**WORK ITEM:**
From the listing below, copy each line that contains the word "background".
----
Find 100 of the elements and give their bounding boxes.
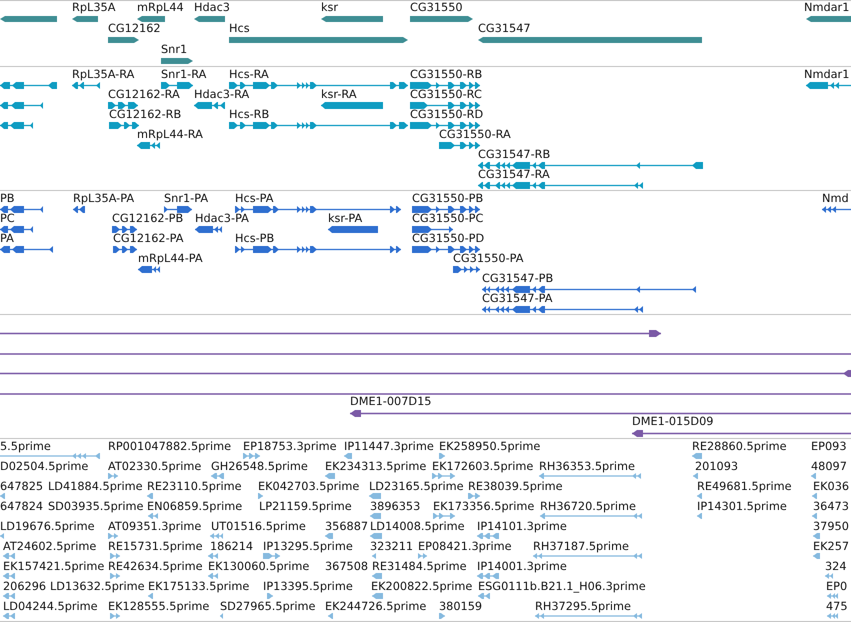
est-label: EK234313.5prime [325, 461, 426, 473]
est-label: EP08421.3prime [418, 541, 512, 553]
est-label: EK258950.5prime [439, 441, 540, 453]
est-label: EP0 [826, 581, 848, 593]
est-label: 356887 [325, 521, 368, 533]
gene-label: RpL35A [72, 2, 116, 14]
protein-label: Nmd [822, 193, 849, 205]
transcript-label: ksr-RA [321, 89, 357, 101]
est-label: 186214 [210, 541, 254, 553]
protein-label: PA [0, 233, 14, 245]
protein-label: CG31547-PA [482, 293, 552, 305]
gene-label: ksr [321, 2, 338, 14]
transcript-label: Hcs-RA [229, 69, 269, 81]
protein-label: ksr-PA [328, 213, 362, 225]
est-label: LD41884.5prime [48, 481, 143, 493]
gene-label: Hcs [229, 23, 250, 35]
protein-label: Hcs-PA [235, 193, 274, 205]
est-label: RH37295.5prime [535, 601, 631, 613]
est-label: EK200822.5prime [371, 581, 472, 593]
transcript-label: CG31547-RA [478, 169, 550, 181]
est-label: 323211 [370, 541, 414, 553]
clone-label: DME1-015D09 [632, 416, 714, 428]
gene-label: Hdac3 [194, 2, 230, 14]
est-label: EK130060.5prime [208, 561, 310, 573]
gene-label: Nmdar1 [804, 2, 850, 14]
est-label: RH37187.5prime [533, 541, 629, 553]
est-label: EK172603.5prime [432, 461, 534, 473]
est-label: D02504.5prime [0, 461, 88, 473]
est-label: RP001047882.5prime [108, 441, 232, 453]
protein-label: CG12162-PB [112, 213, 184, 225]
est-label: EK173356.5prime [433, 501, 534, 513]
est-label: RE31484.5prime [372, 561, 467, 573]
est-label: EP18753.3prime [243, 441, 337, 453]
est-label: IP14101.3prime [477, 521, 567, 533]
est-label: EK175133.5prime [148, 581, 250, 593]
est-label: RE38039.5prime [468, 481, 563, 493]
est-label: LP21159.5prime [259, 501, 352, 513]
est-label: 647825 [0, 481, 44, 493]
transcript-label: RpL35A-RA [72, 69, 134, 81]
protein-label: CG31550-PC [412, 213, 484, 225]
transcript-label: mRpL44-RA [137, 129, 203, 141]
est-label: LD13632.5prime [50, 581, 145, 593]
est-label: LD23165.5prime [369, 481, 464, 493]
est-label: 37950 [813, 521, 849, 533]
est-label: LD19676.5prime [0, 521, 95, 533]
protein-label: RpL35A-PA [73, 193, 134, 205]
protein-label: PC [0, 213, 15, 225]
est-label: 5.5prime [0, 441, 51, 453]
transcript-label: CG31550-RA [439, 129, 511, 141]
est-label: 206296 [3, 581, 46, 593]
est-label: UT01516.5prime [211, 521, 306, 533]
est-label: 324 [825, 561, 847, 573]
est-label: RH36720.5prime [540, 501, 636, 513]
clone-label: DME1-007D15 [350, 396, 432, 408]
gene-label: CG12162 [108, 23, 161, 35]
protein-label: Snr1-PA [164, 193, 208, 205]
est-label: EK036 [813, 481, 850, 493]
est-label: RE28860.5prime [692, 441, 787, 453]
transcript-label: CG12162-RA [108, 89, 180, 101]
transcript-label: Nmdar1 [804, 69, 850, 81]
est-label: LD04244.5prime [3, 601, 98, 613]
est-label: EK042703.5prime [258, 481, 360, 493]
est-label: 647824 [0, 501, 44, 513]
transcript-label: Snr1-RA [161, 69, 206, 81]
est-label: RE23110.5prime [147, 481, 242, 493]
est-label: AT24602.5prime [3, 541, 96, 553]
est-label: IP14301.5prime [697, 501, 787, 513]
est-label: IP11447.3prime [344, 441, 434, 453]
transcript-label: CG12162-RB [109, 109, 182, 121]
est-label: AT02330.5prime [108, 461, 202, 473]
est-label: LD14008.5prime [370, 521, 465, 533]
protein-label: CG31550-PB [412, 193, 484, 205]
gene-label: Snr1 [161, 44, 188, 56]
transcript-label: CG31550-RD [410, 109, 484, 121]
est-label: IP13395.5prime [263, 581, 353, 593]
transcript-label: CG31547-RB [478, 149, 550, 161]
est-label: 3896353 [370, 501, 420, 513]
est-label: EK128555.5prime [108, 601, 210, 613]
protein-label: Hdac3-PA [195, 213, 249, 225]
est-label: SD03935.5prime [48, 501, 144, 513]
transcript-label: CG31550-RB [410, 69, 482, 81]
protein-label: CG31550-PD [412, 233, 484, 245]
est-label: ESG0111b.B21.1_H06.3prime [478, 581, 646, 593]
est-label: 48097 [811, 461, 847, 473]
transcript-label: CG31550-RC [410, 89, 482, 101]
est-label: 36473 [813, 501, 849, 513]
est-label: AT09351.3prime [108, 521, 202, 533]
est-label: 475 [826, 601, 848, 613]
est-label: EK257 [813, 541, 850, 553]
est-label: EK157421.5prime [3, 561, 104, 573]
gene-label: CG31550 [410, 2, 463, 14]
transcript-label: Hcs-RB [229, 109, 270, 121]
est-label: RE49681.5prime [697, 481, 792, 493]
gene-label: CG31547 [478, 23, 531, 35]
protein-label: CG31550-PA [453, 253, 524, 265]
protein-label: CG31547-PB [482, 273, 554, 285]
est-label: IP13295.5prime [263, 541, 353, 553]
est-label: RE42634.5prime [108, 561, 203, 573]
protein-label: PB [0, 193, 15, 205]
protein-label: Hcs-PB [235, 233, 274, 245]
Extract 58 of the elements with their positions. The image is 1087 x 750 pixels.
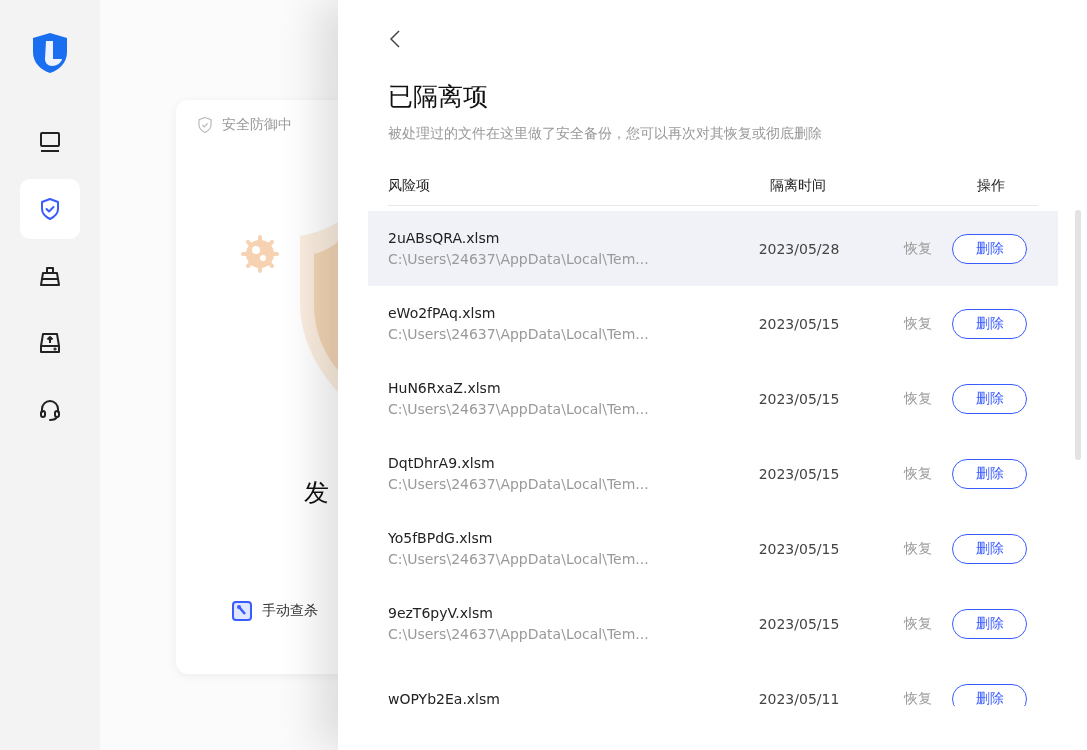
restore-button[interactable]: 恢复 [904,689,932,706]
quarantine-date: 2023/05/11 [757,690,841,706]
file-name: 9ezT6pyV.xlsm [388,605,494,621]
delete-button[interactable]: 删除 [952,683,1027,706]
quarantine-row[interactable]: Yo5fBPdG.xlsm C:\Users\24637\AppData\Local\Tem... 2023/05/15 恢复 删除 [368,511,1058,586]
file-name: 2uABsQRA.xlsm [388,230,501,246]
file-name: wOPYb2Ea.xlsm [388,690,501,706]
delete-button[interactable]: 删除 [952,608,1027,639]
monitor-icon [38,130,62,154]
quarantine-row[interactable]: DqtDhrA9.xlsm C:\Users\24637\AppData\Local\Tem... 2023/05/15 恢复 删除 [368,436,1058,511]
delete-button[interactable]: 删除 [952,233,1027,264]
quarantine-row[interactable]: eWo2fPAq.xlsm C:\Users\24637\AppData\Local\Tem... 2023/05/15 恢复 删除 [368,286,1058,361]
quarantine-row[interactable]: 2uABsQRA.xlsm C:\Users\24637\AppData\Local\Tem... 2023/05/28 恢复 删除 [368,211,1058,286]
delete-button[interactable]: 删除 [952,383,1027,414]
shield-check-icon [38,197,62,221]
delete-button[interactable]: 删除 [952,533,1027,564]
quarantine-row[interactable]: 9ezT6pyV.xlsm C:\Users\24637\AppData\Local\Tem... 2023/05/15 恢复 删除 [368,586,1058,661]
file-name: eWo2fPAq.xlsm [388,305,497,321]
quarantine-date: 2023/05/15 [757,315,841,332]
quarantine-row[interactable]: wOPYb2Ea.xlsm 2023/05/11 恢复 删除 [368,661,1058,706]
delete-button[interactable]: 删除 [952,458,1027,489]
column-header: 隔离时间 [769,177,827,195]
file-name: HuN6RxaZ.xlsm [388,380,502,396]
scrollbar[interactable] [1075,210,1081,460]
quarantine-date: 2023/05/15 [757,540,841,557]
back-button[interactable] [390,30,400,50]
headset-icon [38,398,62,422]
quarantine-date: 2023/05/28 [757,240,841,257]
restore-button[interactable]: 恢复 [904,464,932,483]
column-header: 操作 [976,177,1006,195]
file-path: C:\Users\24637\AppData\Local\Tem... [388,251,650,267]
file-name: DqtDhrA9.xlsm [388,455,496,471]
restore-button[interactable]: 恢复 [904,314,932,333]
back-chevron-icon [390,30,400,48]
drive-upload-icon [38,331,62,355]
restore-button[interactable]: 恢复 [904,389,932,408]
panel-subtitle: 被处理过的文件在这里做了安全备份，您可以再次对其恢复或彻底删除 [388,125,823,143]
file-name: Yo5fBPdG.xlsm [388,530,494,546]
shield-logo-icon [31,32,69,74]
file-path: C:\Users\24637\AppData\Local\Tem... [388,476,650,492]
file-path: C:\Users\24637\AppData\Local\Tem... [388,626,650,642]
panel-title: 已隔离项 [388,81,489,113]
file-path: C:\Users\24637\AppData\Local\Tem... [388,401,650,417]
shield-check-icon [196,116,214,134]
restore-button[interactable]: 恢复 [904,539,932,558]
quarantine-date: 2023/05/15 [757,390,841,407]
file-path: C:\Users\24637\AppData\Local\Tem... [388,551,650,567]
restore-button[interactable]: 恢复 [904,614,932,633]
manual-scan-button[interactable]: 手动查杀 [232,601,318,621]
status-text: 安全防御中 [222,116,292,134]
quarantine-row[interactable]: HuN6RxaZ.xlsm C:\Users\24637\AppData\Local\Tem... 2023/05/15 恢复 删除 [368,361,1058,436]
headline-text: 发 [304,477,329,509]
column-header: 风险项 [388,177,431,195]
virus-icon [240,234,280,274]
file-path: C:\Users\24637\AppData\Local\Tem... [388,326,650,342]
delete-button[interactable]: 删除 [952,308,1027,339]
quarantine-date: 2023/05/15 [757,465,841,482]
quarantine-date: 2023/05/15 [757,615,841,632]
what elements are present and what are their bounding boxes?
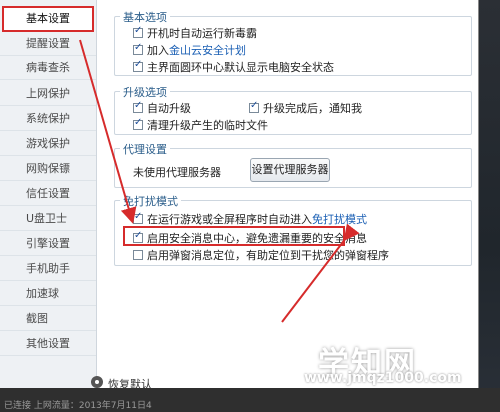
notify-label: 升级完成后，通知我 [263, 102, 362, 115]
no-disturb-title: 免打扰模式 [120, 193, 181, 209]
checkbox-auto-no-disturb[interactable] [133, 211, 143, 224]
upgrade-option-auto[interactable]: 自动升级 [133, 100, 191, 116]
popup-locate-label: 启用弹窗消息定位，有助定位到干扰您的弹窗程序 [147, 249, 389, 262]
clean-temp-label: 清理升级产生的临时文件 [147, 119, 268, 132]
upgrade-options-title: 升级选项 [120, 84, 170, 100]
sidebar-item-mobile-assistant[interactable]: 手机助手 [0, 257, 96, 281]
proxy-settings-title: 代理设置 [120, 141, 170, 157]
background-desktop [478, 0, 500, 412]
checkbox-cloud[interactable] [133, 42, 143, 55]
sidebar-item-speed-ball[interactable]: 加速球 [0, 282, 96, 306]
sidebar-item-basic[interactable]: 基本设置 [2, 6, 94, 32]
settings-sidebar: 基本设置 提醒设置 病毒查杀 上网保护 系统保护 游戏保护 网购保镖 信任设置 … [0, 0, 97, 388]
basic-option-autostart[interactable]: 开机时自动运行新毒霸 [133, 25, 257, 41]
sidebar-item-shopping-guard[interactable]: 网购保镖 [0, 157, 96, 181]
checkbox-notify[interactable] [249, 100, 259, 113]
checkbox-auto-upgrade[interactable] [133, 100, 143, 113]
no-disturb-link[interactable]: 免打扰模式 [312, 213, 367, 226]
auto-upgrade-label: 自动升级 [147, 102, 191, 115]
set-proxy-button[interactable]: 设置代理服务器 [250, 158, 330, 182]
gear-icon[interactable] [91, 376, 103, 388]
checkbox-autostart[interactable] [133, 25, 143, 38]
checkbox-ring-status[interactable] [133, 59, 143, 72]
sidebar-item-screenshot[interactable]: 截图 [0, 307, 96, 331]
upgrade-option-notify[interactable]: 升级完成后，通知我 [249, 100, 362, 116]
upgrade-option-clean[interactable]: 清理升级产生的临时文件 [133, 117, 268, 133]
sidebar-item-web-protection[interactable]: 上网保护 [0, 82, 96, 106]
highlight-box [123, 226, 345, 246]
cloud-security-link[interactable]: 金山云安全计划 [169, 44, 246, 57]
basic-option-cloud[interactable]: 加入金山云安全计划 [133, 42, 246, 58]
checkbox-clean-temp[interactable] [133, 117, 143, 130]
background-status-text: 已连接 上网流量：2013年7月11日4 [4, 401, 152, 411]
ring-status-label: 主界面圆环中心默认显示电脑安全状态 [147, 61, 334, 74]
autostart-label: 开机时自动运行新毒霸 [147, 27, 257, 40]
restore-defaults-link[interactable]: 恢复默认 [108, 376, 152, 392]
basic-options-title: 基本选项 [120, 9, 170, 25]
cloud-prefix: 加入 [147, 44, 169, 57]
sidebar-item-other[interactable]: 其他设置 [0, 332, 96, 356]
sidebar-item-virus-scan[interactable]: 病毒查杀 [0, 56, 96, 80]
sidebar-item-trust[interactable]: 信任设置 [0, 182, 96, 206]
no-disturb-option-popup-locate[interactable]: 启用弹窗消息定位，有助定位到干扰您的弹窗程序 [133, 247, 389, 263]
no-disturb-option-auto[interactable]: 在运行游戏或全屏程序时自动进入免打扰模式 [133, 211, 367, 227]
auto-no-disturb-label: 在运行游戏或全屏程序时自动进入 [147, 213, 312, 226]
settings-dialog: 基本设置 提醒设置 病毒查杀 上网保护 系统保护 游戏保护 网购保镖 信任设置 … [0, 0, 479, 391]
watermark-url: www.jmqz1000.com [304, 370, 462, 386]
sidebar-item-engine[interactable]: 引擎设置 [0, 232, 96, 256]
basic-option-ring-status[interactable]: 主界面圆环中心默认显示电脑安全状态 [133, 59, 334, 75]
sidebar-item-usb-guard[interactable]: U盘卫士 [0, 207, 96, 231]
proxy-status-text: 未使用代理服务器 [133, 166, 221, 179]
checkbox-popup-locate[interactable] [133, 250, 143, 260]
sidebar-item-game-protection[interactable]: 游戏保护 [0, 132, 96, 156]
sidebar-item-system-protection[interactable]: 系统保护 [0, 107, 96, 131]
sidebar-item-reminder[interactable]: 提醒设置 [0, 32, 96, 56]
----
**YOUR SOLUTION:**
background-desktop [478, 0, 500, 412]
background-status-text: 已连接 上网流量：2013年7月11日4 [4, 401, 152, 411]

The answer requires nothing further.